Exercise input -
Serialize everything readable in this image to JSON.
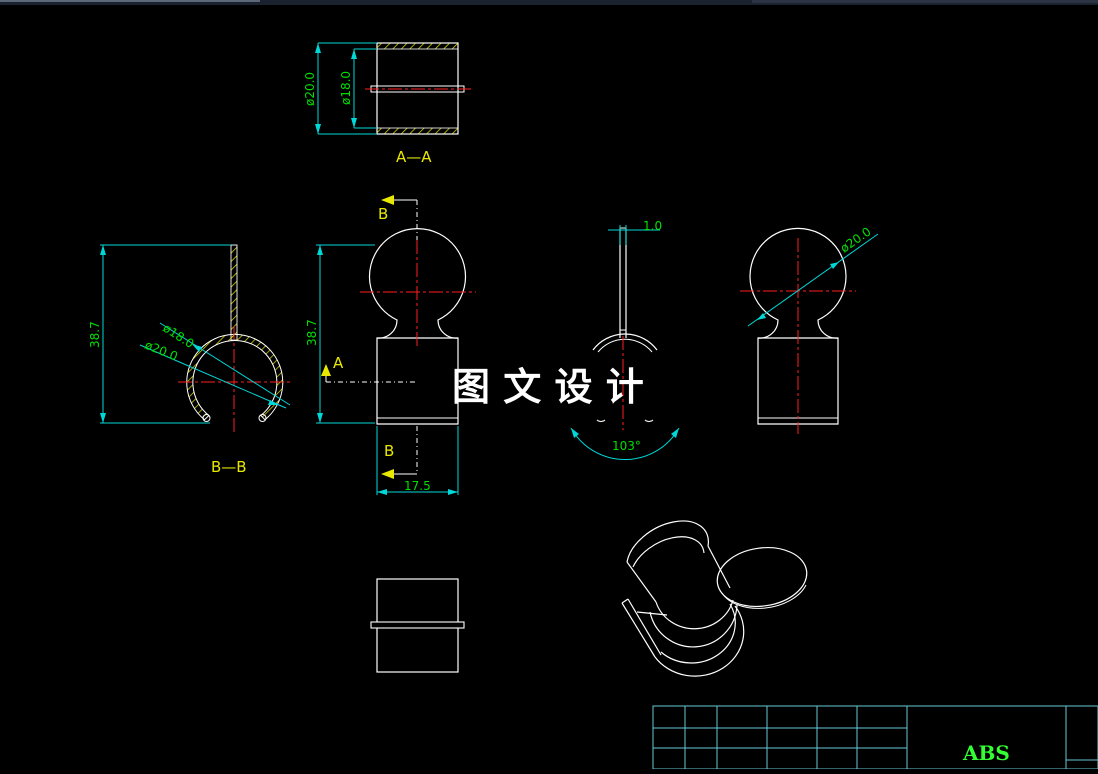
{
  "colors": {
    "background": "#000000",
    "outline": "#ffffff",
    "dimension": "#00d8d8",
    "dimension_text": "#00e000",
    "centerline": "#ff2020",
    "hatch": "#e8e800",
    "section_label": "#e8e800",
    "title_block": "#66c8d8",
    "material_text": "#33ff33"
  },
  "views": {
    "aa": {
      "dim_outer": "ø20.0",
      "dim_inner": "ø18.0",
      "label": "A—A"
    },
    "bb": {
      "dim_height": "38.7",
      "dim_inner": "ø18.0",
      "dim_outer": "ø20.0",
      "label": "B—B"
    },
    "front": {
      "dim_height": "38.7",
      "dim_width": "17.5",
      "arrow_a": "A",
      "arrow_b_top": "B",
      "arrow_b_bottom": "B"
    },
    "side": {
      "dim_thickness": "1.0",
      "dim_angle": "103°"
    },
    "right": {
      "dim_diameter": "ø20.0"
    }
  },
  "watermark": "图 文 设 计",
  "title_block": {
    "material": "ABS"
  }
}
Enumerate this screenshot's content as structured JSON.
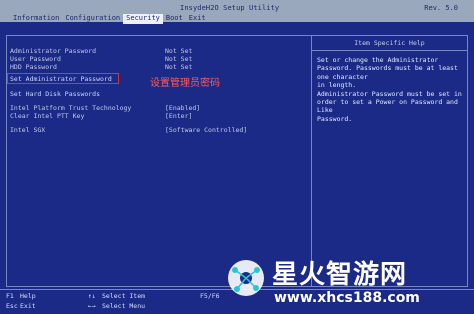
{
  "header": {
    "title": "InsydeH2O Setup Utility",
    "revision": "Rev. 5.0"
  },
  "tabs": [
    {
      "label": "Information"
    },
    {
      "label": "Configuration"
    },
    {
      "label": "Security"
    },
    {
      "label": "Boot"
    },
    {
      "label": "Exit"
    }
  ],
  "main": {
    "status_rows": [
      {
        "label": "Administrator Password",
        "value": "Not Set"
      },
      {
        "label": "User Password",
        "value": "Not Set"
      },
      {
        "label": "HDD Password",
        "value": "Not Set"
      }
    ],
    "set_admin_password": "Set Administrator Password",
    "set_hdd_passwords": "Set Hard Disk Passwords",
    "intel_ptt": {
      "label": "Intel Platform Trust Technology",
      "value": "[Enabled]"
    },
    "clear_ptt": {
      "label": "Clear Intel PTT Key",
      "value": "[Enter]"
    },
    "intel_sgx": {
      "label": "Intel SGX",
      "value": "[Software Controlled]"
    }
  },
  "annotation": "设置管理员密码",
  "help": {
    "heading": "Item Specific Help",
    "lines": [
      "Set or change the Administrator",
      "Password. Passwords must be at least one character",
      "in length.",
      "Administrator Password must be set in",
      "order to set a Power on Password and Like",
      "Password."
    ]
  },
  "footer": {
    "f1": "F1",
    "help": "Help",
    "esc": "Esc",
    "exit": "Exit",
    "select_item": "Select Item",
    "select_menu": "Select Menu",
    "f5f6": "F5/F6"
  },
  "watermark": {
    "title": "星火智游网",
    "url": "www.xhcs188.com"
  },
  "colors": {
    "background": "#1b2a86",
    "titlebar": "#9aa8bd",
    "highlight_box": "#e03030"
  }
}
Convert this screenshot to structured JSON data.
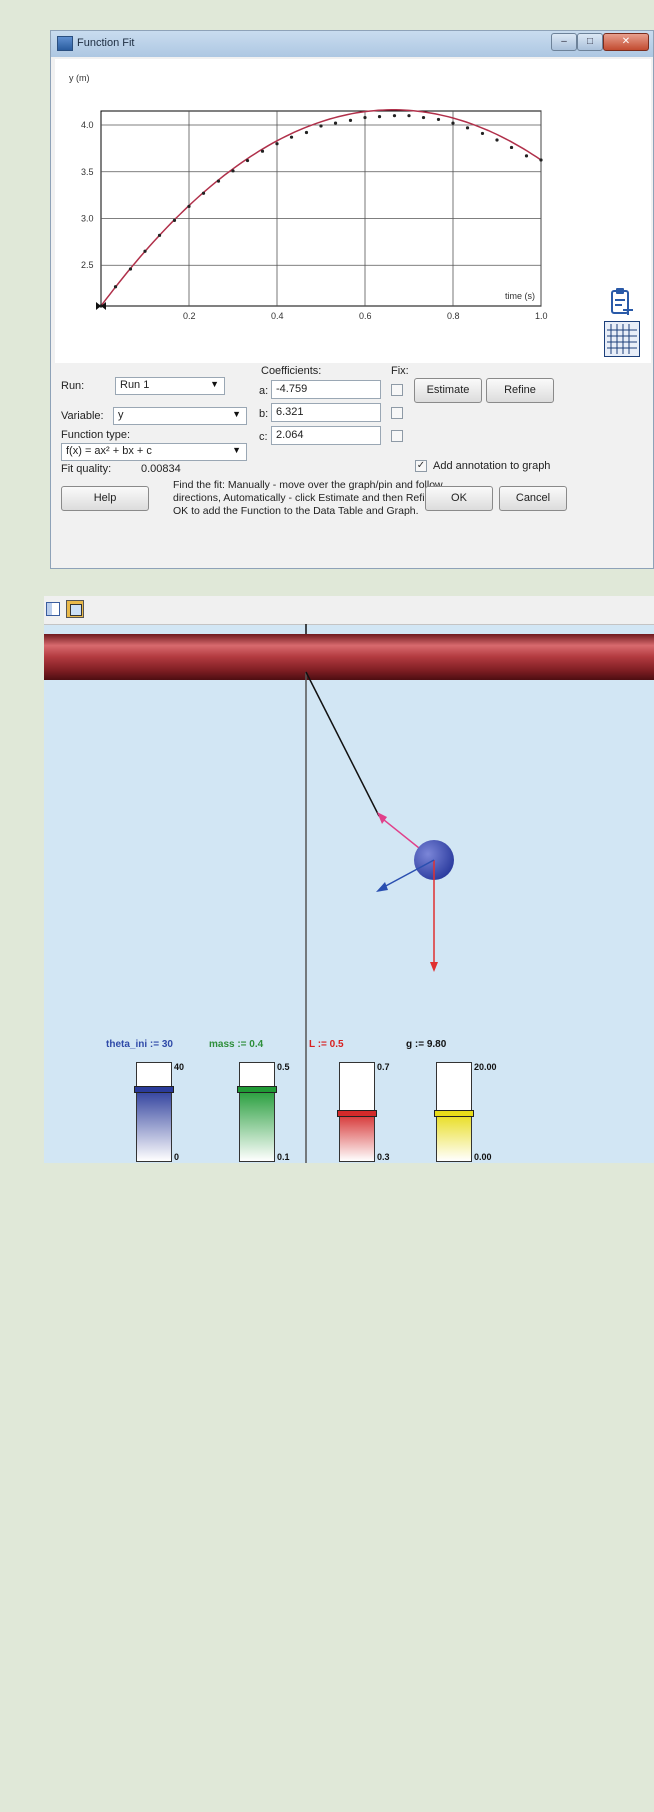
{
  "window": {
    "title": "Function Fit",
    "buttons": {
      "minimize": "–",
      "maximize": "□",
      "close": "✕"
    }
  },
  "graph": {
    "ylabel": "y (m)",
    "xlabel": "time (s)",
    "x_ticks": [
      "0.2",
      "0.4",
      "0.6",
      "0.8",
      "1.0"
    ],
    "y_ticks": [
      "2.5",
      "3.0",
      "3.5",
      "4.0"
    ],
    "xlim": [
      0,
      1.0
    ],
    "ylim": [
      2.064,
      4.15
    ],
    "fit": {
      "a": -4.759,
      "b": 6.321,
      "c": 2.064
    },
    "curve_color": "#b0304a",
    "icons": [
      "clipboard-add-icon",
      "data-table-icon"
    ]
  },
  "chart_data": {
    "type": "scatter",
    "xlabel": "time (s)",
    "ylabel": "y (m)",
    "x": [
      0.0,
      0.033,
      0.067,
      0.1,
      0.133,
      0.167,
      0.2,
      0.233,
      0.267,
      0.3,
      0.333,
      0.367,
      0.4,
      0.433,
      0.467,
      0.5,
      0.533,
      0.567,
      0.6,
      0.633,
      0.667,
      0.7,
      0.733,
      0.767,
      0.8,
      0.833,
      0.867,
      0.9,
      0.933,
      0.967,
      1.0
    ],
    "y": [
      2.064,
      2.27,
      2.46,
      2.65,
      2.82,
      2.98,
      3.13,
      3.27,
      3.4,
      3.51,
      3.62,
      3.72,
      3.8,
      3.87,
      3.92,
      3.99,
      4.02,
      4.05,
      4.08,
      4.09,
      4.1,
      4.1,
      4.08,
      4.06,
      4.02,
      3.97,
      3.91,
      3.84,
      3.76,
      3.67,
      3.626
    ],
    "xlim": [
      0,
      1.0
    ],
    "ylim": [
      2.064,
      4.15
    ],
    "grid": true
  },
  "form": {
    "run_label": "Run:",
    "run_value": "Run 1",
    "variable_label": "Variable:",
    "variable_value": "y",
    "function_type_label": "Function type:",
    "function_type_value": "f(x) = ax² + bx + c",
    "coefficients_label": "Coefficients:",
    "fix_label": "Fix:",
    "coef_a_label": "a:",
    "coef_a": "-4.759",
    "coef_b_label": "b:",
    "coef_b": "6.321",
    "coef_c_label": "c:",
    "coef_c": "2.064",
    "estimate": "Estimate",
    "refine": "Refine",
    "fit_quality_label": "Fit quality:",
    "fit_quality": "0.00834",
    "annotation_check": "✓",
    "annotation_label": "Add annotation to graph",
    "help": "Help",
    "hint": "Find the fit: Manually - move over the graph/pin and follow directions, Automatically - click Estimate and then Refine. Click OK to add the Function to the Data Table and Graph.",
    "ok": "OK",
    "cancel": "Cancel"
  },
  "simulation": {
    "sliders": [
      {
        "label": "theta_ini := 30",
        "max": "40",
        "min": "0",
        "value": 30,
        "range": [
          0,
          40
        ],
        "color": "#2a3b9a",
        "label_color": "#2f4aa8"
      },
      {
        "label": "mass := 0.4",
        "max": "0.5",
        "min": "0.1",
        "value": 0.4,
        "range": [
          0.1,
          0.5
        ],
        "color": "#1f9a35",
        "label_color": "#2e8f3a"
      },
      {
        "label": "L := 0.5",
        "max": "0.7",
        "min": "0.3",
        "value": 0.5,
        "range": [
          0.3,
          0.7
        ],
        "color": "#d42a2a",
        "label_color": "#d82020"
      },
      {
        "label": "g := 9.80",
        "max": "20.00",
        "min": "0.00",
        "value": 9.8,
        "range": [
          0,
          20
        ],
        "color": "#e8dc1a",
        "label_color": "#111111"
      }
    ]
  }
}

Task instructions - Which lines of the material contain the string "screenshot"? List each of them.

Output below -
Enumerate this screenshot's content as structured JSON.
Convert this screenshot to structured JSON data.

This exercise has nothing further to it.